## INFORMATION SUPPLIED
_ _ _

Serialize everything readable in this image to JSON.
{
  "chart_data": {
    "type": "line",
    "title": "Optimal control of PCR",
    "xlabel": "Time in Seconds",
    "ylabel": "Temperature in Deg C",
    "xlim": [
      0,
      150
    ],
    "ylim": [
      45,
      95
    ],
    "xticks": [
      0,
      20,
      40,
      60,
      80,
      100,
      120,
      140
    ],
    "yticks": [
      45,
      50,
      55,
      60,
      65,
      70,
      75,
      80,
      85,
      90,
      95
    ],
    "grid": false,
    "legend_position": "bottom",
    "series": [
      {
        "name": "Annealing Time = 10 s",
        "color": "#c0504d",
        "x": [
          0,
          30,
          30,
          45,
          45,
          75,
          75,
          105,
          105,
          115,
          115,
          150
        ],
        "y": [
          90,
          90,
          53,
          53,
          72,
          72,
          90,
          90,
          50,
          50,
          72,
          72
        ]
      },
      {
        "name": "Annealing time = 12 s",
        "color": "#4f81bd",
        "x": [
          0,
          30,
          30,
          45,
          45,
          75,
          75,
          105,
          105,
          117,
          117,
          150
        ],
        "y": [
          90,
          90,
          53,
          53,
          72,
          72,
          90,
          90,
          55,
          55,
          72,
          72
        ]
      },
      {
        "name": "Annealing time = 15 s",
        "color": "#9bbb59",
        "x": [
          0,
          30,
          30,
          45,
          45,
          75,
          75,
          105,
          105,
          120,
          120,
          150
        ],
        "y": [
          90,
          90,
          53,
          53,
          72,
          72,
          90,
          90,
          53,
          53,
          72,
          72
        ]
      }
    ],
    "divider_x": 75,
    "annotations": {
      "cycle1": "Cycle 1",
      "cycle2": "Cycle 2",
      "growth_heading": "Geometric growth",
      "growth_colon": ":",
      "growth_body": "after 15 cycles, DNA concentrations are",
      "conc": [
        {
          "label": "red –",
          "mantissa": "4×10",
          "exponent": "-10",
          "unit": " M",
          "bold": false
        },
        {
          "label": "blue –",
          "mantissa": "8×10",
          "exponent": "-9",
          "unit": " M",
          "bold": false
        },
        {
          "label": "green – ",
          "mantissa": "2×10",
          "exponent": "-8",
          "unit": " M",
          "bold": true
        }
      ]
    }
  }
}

_ _ _

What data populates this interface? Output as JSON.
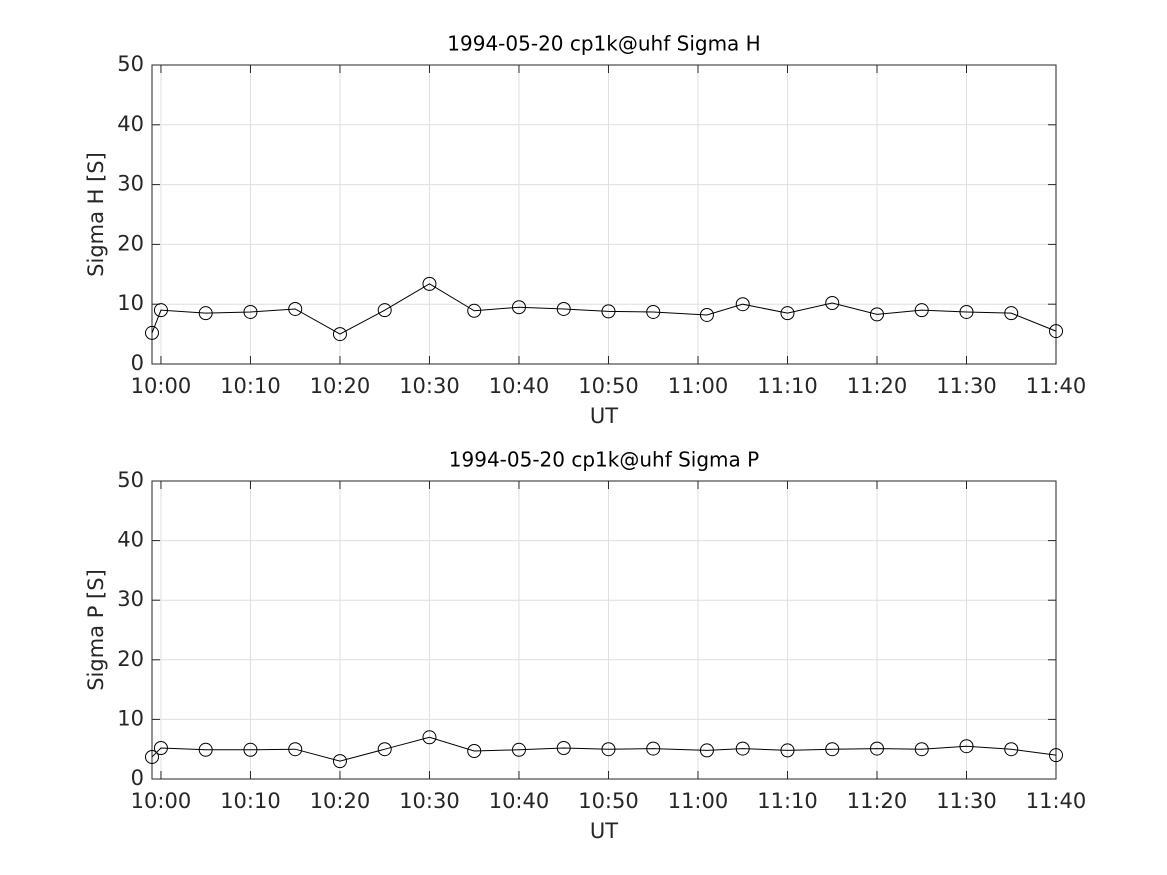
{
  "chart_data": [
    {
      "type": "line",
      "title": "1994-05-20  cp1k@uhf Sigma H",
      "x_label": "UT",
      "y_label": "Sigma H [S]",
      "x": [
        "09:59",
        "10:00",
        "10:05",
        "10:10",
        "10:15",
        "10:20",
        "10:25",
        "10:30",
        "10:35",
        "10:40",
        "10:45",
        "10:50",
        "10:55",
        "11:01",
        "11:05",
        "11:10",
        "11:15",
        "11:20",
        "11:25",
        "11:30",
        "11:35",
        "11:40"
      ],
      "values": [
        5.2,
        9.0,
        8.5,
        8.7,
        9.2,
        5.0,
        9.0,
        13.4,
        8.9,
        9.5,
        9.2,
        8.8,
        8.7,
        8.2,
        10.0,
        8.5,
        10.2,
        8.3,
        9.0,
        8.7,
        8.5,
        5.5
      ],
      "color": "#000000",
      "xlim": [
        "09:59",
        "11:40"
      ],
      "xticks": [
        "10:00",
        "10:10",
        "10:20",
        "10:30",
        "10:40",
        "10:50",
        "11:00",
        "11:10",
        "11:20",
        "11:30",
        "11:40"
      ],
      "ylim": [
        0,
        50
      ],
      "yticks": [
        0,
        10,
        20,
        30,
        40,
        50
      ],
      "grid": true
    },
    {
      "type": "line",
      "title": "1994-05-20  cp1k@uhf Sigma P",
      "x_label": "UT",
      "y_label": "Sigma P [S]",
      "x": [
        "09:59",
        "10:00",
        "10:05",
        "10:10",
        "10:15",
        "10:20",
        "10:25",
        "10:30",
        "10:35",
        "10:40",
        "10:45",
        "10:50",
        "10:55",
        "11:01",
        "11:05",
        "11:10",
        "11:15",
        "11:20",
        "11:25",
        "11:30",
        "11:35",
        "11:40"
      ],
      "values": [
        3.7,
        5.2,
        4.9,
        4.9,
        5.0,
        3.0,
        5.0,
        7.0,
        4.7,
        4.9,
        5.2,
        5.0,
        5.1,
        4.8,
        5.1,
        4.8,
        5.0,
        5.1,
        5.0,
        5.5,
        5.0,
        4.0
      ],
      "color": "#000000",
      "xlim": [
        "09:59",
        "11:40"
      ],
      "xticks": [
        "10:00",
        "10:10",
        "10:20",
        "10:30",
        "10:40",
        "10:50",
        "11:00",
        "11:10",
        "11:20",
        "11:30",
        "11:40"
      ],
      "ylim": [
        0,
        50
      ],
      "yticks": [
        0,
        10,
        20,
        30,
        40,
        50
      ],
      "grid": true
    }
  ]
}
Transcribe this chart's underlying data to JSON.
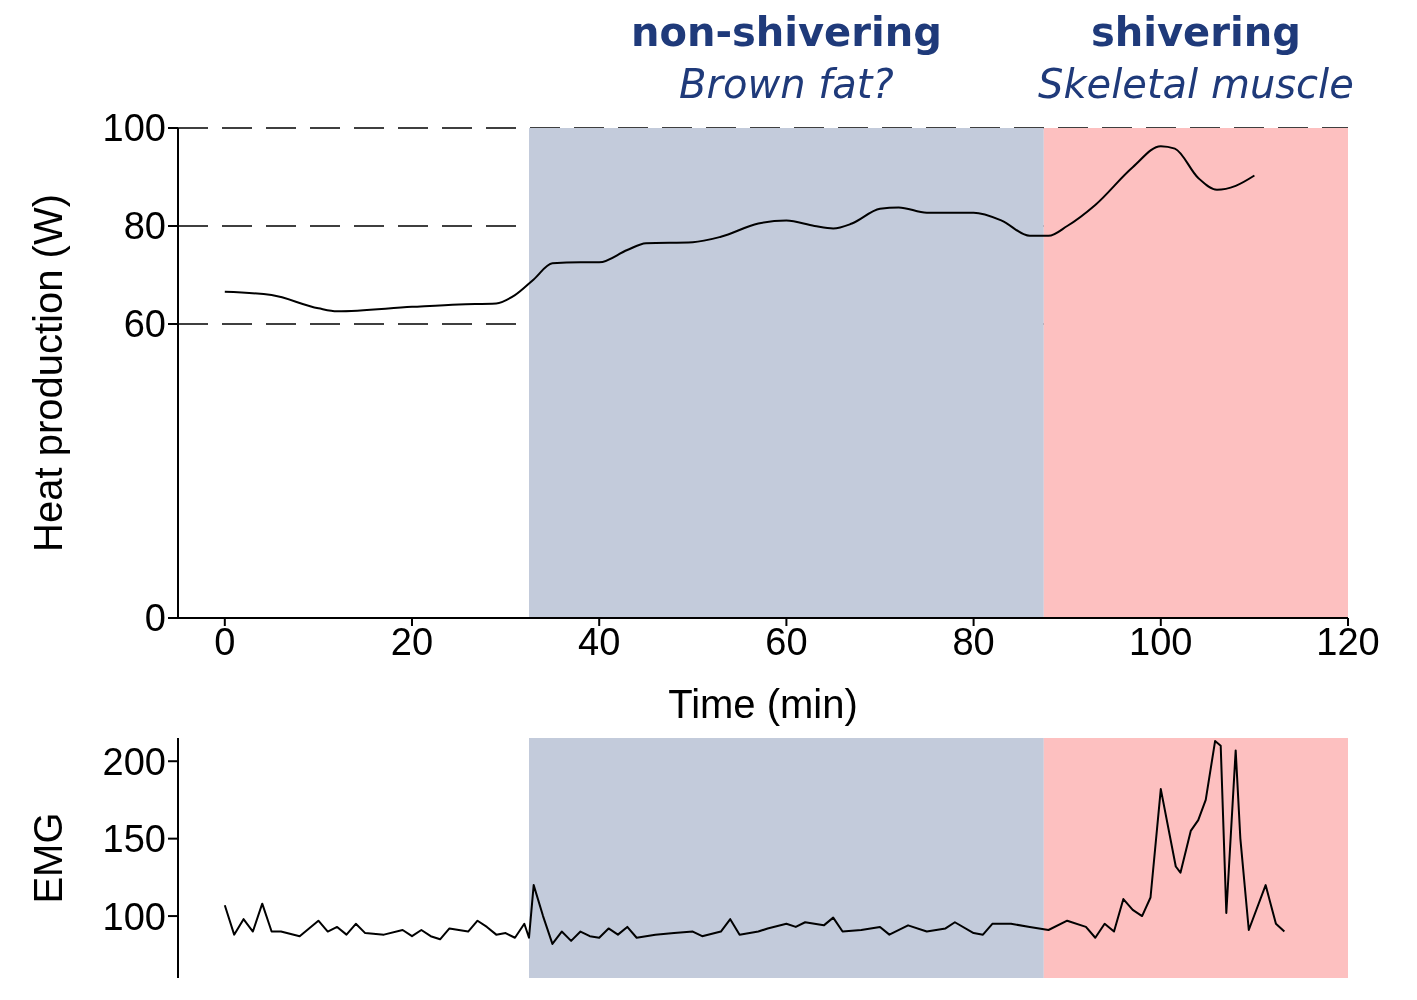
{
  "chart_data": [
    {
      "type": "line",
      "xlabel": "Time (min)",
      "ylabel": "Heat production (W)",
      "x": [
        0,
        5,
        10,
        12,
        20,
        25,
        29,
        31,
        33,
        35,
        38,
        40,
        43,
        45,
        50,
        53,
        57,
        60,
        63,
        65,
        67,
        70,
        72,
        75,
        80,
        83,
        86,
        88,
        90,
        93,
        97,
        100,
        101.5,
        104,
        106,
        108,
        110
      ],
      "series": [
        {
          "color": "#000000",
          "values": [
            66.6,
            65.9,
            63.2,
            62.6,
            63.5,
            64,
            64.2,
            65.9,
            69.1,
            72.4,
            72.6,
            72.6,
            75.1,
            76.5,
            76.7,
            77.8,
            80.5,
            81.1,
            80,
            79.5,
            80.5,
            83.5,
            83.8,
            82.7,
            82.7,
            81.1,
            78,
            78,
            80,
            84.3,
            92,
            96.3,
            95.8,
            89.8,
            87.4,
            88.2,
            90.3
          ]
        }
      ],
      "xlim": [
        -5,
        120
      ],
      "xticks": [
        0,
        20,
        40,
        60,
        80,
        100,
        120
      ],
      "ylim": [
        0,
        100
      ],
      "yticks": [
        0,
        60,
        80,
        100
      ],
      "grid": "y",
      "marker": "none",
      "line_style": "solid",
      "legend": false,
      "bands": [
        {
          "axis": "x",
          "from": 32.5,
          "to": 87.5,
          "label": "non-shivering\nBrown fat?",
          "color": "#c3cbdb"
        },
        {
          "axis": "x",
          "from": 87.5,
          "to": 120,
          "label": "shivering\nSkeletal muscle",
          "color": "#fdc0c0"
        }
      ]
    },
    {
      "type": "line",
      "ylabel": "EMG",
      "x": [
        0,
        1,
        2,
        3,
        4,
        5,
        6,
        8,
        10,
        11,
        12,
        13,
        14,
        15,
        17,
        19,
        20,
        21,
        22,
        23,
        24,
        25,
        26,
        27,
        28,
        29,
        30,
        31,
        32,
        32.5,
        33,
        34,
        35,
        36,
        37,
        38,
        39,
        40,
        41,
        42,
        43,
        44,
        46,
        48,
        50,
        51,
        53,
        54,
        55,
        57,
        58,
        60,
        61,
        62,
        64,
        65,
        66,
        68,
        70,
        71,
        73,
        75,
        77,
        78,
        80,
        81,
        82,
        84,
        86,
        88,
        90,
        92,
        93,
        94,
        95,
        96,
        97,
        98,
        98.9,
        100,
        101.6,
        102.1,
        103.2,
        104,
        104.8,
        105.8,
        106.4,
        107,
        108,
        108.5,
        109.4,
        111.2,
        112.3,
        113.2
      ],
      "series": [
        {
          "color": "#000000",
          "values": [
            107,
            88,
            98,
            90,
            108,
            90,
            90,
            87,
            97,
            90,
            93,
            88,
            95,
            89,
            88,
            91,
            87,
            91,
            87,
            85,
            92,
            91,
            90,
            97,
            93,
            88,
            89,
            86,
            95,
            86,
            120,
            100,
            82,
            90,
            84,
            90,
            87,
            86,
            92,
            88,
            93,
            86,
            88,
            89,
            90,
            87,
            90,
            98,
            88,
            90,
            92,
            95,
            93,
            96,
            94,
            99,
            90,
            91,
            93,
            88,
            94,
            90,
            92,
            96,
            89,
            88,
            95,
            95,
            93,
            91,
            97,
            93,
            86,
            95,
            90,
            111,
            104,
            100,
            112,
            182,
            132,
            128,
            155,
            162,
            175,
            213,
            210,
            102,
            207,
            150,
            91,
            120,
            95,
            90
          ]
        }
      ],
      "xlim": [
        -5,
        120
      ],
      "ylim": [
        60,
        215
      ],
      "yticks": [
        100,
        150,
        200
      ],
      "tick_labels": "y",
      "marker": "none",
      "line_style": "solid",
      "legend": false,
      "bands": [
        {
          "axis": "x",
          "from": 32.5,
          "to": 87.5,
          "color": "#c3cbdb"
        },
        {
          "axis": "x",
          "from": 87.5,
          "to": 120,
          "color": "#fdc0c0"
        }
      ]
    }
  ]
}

_ _ _

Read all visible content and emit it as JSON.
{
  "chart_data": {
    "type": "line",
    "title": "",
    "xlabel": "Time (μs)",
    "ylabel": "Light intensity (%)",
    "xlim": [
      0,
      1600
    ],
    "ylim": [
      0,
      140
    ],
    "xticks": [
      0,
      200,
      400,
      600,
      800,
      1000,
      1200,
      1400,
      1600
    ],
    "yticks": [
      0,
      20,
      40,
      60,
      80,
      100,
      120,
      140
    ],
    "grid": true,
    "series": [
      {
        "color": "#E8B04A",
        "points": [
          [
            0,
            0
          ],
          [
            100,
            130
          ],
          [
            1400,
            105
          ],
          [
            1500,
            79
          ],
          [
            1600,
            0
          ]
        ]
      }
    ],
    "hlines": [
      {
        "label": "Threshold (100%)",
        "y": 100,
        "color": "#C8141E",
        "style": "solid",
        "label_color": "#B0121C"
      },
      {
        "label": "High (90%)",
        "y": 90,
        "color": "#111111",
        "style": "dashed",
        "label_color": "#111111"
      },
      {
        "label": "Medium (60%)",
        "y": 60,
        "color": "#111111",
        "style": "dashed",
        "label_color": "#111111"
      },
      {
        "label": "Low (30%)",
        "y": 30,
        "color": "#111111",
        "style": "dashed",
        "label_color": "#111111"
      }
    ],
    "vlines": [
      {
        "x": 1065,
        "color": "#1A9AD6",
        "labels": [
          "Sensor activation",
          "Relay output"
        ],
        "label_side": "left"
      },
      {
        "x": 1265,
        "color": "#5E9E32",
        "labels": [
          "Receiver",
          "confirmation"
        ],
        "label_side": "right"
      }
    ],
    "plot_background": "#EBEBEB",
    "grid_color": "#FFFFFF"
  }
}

_ _ _

## WHAT THE TASK REQUIRES
Spot every line that holds "shivering" and copy it.

## ANSWER TO THIS EXERCISE
          "label": "non-shivering\nBrown fat?",
          "label": "shivering\nSkeletal muscle",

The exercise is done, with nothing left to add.